Start of DATA FOR THE TASK

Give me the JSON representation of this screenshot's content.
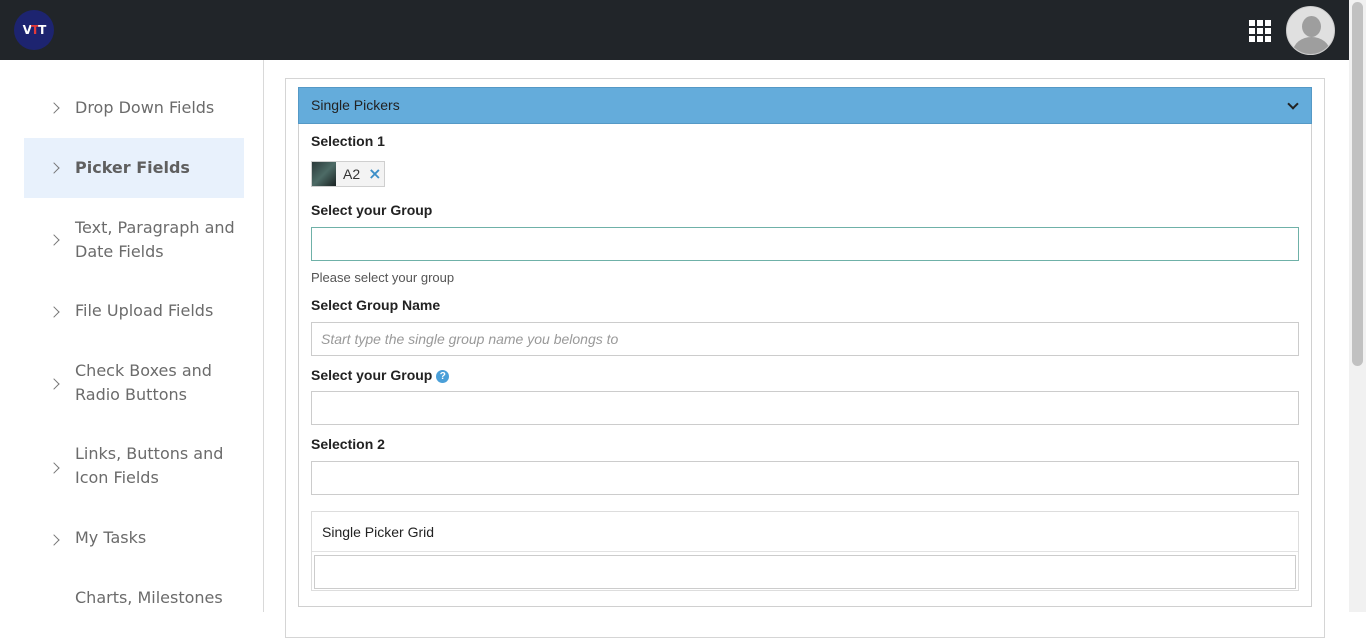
{
  "header": {
    "logo_text": "VTT",
    "apps_icon": "apps-grid-icon",
    "avatar_icon": "user-avatar-icon"
  },
  "sidebar": {
    "items": [
      {
        "label": "Drop Down Fields",
        "active": false
      },
      {
        "label": "Picker Fields",
        "active": true
      },
      {
        "label": "Text, Paragraph and Date Fields",
        "active": false
      },
      {
        "label": "File Upload Fields",
        "active": false
      },
      {
        "label": "Check Boxes and Radio Buttons",
        "active": false
      },
      {
        "label": "Links, Buttons and Icon Fields",
        "active": false
      },
      {
        "label": "My Tasks",
        "active": false
      },
      {
        "label": "Charts, Milestones",
        "active": false
      }
    ]
  },
  "panel": {
    "title": "Single Pickers",
    "header_color": "#64acdb"
  },
  "fields": {
    "selection1": {
      "label": "Selection 1",
      "chip_text": "A2"
    },
    "group": {
      "label": "Select your Group",
      "value": "",
      "help": "Please select your group"
    },
    "group_name": {
      "label": "Select Group Name",
      "placeholder": "Start type the single group name you belongs to"
    },
    "group2": {
      "label": "Select your Group",
      "value": ""
    },
    "selection2": {
      "label": "Selection 2",
      "value": ""
    },
    "grid": {
      "title": "Single Picker Grid"
    }
  }
}
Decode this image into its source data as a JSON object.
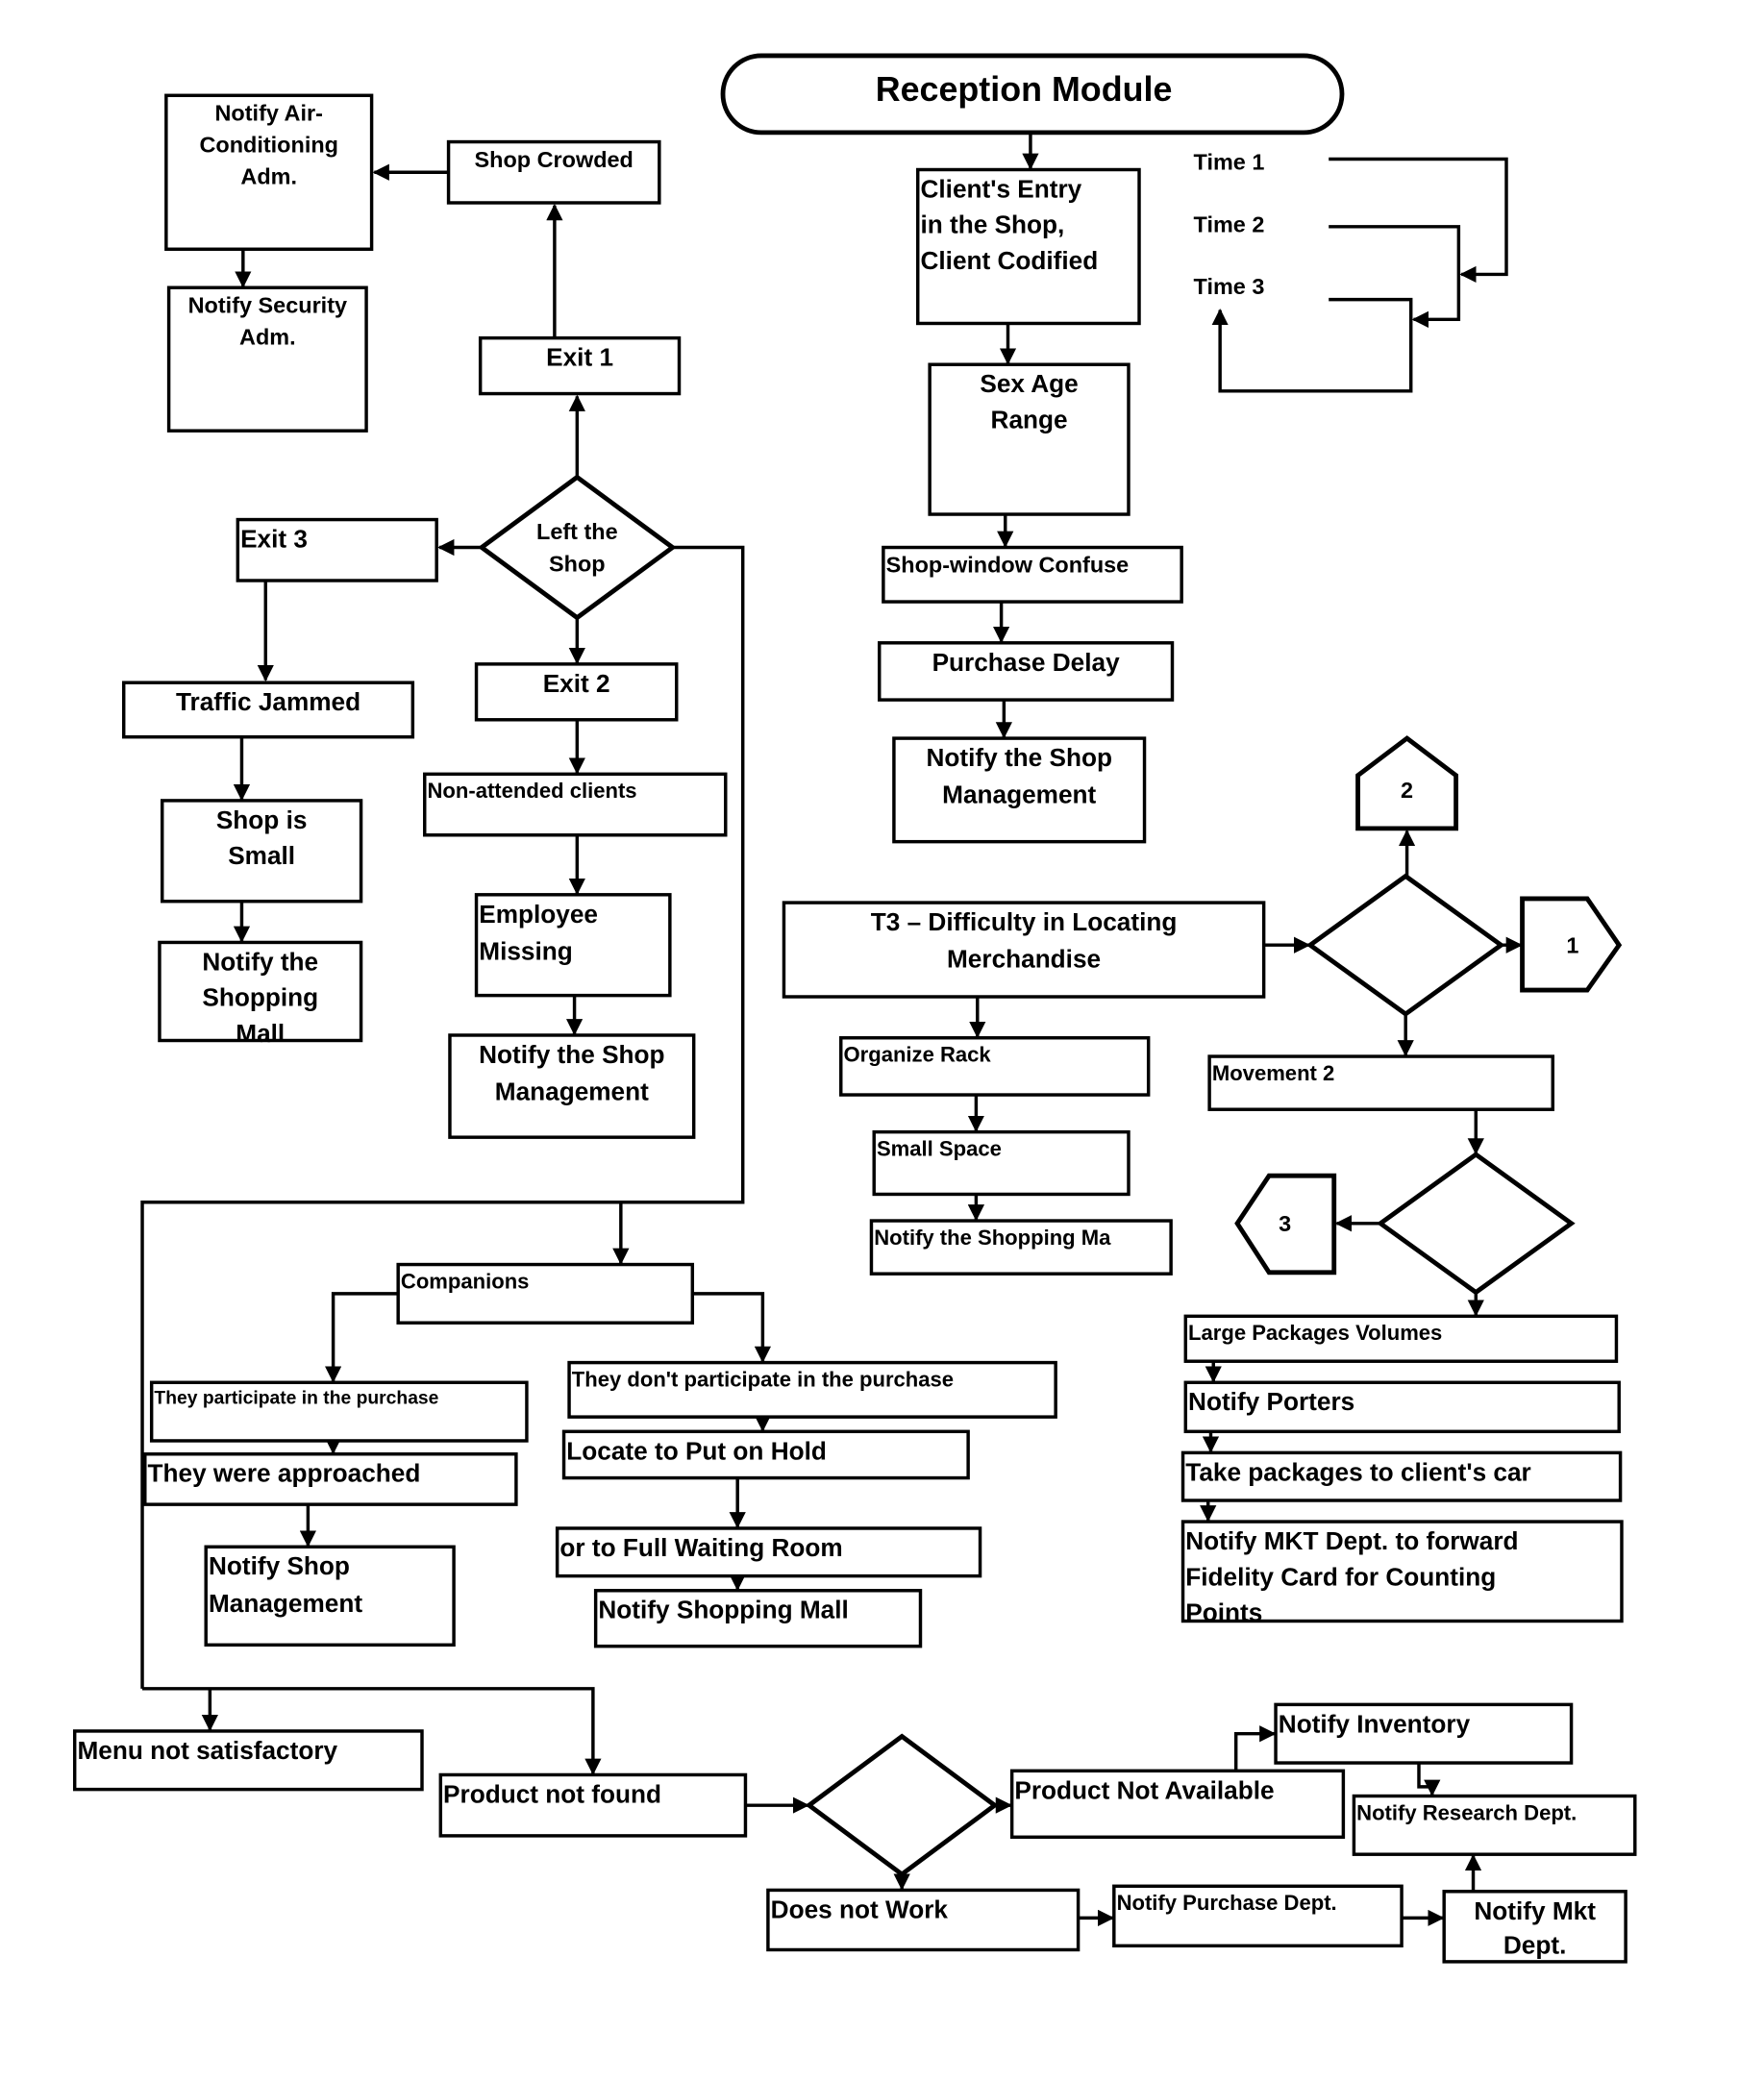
{
  "diagram": {
    "title": "Reception Module",
    "colors": {
      "stroke": "#000000",
      "background": "#ffffff",
      "text": "#000000"
    },
    "timers": [
      "Time 1",
      "Time 2",
      "Time 3"
    ],
    "connectors": [
      "2",
      "1",
      "3"
    ],
    "nodes": {
      "notify_ac": [
        "Notify Air-",
        "Conditioning",
        "Adm."
      ],
      "notify_security": [
        "Notify Security",
        "Adm."
      ],
      "shop_crowded": [
        "Shop Crowded"
      ],
      "exit1": [
        "Exit 1"
      ],
      "left_shop": [
        "Left the",
        "Shop"
      ],
      "exit3": [
        "Exit 3"
      ],
      "exit2": [
        "Exit 2"
      ],
      "traffic_jammed": [
        "Traffic Jammed"
      ],
      "shop_small": [
        "Shop is",
        "Small"
      ],
      "notify_mall_1": [
        "Notify the",
        "Shopping",
        "Mall"
      ],
      "non_attended": [
        "Non-attended clients"
      ],
      "employee_missing": [
        "Employee",
        "Missing"
      ],
      "notify_shop_mgmt_1": [
        "Notify the Shop",
        "Management"
      ],
      "client_entry": [
        "Client's Entry",
        "in the Shop,",
        "Client Codified"
      ],
      "sex_age": [
        "Sex Age",
        "Range"
      ],
      "shop_window": [
        "Shop-window Confuse"
      ],
      "purchase_delay": [
        "Purchase Delay"
      ],
      "notify_shop_mgmt_2": [
        "Notify the Shop",
        "Management"
      ],
      "t3_difficulty": [
        "T3 – Difficulty in Locating",
        "Merchandise"
      ],
      "organize_rack": [
        "Organize Rack"
      ],
      "small_space": [
        "Small Space"
      ],
      "notify_mall_2": [
        "Notify the Shopping Ma"
      ],
      "movement2": [
        "Movement 2"
      ],
      "large_packages": [
        "Large Packages Volumes"
      ],
      "notify_porters": [
        "Notify Porters"
      ],
      "take_packages": [
        "Take packages to client's car"
      ],
      "notify_mkt_fidelity": [
        "Notify MKT Dept. to forward",
        "Fidelity Card for Counting",
        "Points"
      ],
      "companions": [
        "Companions"
      ],
      "participate": [
        "They participate in the purchase"
      ],
      "approached": [
        "They were approached"
      ],
      "notify_shop_mgmt_3": [
        "Notify Shop",
        "Management"
      ],
      "not_participate": [
        "They don't participate in the purchase"
      ],
      "locate_hold": [
        "Locate to Put on Hold"
      ],
      "full_waiting": [
        "or to Full Waiting Room"
      ],
      "notify_mall_3": [
        "Notify Shopping Mall"
      ],
      "menu_not_satisfactory": [
        "Menu not satisfactory"
      ],
      "product_not_found": [
        "Product not found"
      ],
      "product_not_available": [
        "Product Not Available"
      ],
      "does_not_work": [
        "Does not Work"
      ],
      "notify_inventory": [
        "Notify Inventory"
      ],
      "notify_research": [
        "Notify Research Dept."
      ],
      "notify_purchase": [
        "Notify Purchase Dept."
      ],
      "notify_mkt": [
        "Notify Mkt",
        "Dept."
      ]
    }
  }
}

End of DATA FOR THE TASK

WHAT YOU NEED TO DO
Return the listing above unchanged, apart from dropping its pictures.

ANSWER FOR THE TASK
Give me the JSON representation of this screenshot's content.
{
  "header": {
    "logo_text": "VTT",
    "apps_icon": "apps-grid-icon",
    "avatar_icon": "user-avatar-icon"
  },
  "sidebar": {
    "items": [
      {
        "label": "Drop Down Fields",
        "active": false
      },
      {
        "label": "Picker Fields",
        "active": true
      },
      {
        "label": "Text, Paragraph and Date Fields",
        "active": false
      },
      {
        "label": "File Upload Fields",
        "active": false
      },
      {
        "label": "Check Boxes and Radio Buttons",
        "active": false
      },
      {
        "label": "Links, Buttons and Icon Fields",
        "active": false
      },
      {
        "label": "My Tasks",
        "active": false
      },
      {
        "label": "Charts, Milestones",
        "active": false
      }
    ]
  },
  "panel": {
    "title": "Single Pickers",
    "header_color": "#64acdb"
  },
  "fields": {
    "selection1": {
      "label": "Selection 1",
      "chip_text": "A2"
    },
    "group": {
      "label": "Select your Group",
      "value": "",
      "help": "Please select your group"
    },
    "group_name": {
      "label": "Select Group Name",
      "placeholder": "Start type the single group name you belongs to"
    },
    "group2": {
      "label": "Select your Group",
      "value": ""
    },
    "selection2": {
      "label": "Selection 2",
      "value": ""
    },
    "grid": {
      "title": "Single Picker Grid"
    }
  }
}
Decode this image into its source data as a JSON object.
{
  "diagram": {
    "title": "Reception Module",
    "colors": {
      "stroke": "#000000",
      "background": "#ffffff",
      "text": "#000000"
    },
    "timers": [
      "Time 1",
      "Time 2",
      "Time 3"
    ],
    "connectors": [
      "2",
      "1",
      "3"
    ],
    "nodes": {
      "notify_ac": [
        "Notify Air-",
        "Conditioning",
        "Adm."
      ],
      "notify_security": [
        "Notify Security",
        "Adm."
      ],
      "shop_crowded": [
        "Shop Crowded"
      ],
      "exit1": [
        "Exit 1"
      ],
      "left_shop": [
        "Left the",
        "Shop"
      ],
      "exit3": [
        "Exit 3"
      ],
      "exit2": [
        "Exit 2"
      ],
      "traffic_jammed": [
        "Traffic Jammed"
      ],
      "shop_small": [
        "Shop is",
        "Small"
      ],
      "notify_mall_1": [
        "Notify the",
        "Shopping",
        "Mall"
      ],
      "non_attended": [
        "Non-attended clients"
      ],
      "employee_missing": [
        "Employee",
        "Missing"
      ],
      "notify_shop_mgmt_1": [
        "Notify the Shop",
        "Management"
      ],
      "client_entry": [
        "Client's Entry",
        "in the Shop,",
        "Client Codified"
      ],
      "sex_age": [
        "Sex Age",
        "Range"
      ],
      "shop_window": [
        "Shop-window Confuse"
      ],
      "purchase_delay": [
        "Purchase Delay"
      ],
      "notify_shop_mgmt_2": [
        "Notify the Shop",
        "Management"
      ],
      "t3_difficulty": [
        "T3 – Difficulty in Locating",
        "Merchandise"
      ],
      "organize_rack": [
        "Organize Rack"
      ],
      "small_space": [
        "Small Space"
      ],
      "notify_mall_2": [
        "Notify the Shopping Ma"
      ],
      "movement2": [
        "Movement 2"
      ],
      "large_packages": [
        "Large Packages Volumes"
      ],
      "notify_porters": [
        "Notify Porters"
      ],
      "take_packages": [
        "Take packages to client's car"
      ],
      "notify_mkt_fidelity": [
        "Notify MKT Dept. to forward",
        "Fidelity Card for Counting",
        "Points"
      ],
      "companions": [
        "Companions"
      ],
      "participate": [
        "They participate in the purchase"
      ],
      "approached": [
        "They were approached"
      ],
      "notify_shop_mgmt_3": [
        "Notify Shop",
        "Management"
      ],
      "not_participate": [
        "They don't participate in the purchase"
      ],
      "locate_hold": [
        "Locate to Put on Hold"
      ],
      "full_waiting": [
        "or to Full Waiting Room"
      ],
      "notify_mall_3": [
        "Notify Shopping Mall"
      ],
      "menu_not_satisfactory": [
        "Menu not satisfactory"
      ],
      "product_not_found": [
        "Product not found"
      ],
      "product_not_available": [
        "Product Not Available"
      ],
      "does_not_work": [
        "Does not Work"
      ],
      "notify_inventory": [
        "Notify Inventory"
      ],
      "notify_research": [
        "Notify Research Dept."
      ],
      "notify_purchase": [
        "Notify Purchase Dept."
      ],
      "notify_mkt": [
        "Notify Mkt",
        "Dept."
      ]
    }
  }
}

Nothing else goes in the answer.